### Bounding box annotations

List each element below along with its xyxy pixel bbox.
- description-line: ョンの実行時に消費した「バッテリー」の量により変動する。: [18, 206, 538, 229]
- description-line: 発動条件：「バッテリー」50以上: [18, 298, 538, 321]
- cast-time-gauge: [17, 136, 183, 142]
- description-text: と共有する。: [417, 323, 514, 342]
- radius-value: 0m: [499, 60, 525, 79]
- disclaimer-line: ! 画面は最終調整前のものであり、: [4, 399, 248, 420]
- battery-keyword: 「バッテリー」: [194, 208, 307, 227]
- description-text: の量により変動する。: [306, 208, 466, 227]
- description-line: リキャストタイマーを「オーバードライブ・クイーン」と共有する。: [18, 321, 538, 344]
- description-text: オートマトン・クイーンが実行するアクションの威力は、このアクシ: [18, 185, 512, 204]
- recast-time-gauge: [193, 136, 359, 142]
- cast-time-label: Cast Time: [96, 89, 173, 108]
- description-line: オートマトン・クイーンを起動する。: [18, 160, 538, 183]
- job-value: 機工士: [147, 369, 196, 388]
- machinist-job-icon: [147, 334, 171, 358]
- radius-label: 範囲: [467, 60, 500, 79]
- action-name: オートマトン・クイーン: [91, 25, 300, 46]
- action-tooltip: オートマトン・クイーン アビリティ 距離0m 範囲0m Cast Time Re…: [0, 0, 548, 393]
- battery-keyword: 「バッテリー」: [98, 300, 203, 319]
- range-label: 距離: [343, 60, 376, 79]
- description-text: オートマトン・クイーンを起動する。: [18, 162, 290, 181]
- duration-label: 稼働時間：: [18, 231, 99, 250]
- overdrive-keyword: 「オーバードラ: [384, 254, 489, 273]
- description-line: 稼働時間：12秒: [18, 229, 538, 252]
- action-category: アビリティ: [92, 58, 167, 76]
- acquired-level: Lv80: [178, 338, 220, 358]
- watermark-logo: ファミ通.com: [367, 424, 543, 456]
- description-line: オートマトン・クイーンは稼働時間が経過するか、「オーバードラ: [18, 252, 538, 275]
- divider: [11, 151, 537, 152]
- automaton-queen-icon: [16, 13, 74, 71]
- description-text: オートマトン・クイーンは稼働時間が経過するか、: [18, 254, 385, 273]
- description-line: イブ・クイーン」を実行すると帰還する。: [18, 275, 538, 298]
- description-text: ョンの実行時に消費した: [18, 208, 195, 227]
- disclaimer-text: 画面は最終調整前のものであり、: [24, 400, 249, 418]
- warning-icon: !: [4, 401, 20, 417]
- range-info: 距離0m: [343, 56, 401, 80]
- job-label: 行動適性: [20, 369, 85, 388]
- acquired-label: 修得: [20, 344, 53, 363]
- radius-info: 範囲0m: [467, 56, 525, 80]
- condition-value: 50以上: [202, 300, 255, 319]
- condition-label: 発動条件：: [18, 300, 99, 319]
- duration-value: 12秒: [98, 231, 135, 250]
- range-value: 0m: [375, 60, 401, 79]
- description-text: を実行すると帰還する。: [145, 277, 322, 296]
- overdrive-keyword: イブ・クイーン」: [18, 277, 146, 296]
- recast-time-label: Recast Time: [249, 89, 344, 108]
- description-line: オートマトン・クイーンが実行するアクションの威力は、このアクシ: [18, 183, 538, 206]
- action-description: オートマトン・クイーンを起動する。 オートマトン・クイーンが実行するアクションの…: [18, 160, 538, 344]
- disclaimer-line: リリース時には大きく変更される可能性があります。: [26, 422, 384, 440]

### DIRECTIONS
Copy every line of the data above word for word, changing nothing.

### EXERCISE SOLUTION
List each element below along with its xyxy pixel bbox.
- description-line: ョンの実行時に消費した「バッテリー」の量により変動する。: [18, 206, 538, 229]
- description-line: 発動条件：「バッテリー」50以上: [18, 298, 538, 321]
- cast-time-gauge: [17, 136, 183, 142]
- description-text: と共有する。: [417, 323, 514, 342]
- radius-value: 0m: [499, 60, 525, 79]
- disclaimer-line: ! 画面は最終調整前のものであり、: [4, 399, 248, 420]
- battery-keyword: 「バッテリー」: [194, 208, 307, 227]
- description-text: の量により変動する。: [306, 208, 466, 227]
- description-line: リキャストタイマーを「オーバードライブ・クイーン」と共有する。: [18, 321, 538, 344]
- description-text: オートマトン・クイーンが実行するアクションの威力は、このアクシ: [18, 185, 512, 204]
- recast-time-gauge: [193, 136, 359, 142]
- cast-time-label: Cast Time: [96, 89, 173, 108]
- description-line: オートマトン・クイーンを起動する。: [18, 160, 538, 183]
- job-value: 機工士: [147, 369, 196, 388]
- machinist-job-icon: [147, 334, 171, 358]
- radius-label: 範囲: [467, 60, 500, 79]
- action-name: オートマトン・クイーン: [91, 25, 300, 46]
- action-tooltip: オートマトン・クイーン アビリティ 距離0m 範囲0m Cast Time Re…: [0, 0, 548, 393]
- battery-keyword: 「バッテリー」: [98, 300, 203, 319]
- range-label: 距離: [343, 60, 376, 79]
- description-text: オートマトン・クイーンを起動する。: [18, 162, 290, 181]
- duration-label: 稼働時間：: [18, 231, 99, 250]
- overdrive-keyword: 「オーバードラ: [384, 254, 489, 273]
- description-line: 稼働時間：12秒: [18, 229, 538, 252]
- action-category: アビリティ: [92, 58, 167, 76]
- acquired-level: Lv80: [178, 338, 220, 358]
- watermark-logo: ファミ通.com: [367, 424, 543, 456]
- description-line: オートマトン・クイーンは稼働時間が経過するか、「オーバードラ: [18, 252, 538, 275]
- divider: [11, 151, 537, 152]
- automaton-queen-icon: [16, 13, 74, 71]
- description-text: オートマトン・クイーンは稼働時間が経過するか、: [18, 254, 385, 273]
- description-line: イブ・クイーン」を実行すると帰還する。: [18, 275, 538, 298]
- description-text: ョンの実行時に消費した: [18, 208, 195, 227]
- disclaimer-text: 画面は最終調整前のものであり、: [24, 400, 249, 418]
- warning-icon: !: [4, 401, 20, 417]
- range-info: 距離0m: [343, 56, 401, 80]
- job-label: 行動適性: [20, 369, 85, 388]
- acquired-label: 修得: [20, 344, 53, 363]
- radius-info: 範囲0m: [467, 56, 525, 80]
- condition-value: 50以上: [202, 300, 255, 319]
- condition-label: 発動条件：: [18, 300, 99, 319]
- duration-value: 12秒: [98, 231, 135, 250]
- range-value: 0m: [375, 60, 401, 79]
- description-text: を実行すると帰還する。: [145, 277, 322, 296]
- overdrive-keyword: イブ・クイーン」: [18, 277, 146, 296]
- recast-time-label: Recast Time: [249, 89, 344, 108]
- description-line: オートマトン・クイーンが実行するアクションの威力は、このアクシ: [18, 183, 538, 206]
- action-description: オートマトン・クイーンを起動する。 オートマトン・クイーンが実行するアクションの…: [18, 160, 538, 344]
- disclaimer-line: リリース時には大きく変更される可能性があります。: [26, 422, 384, 440]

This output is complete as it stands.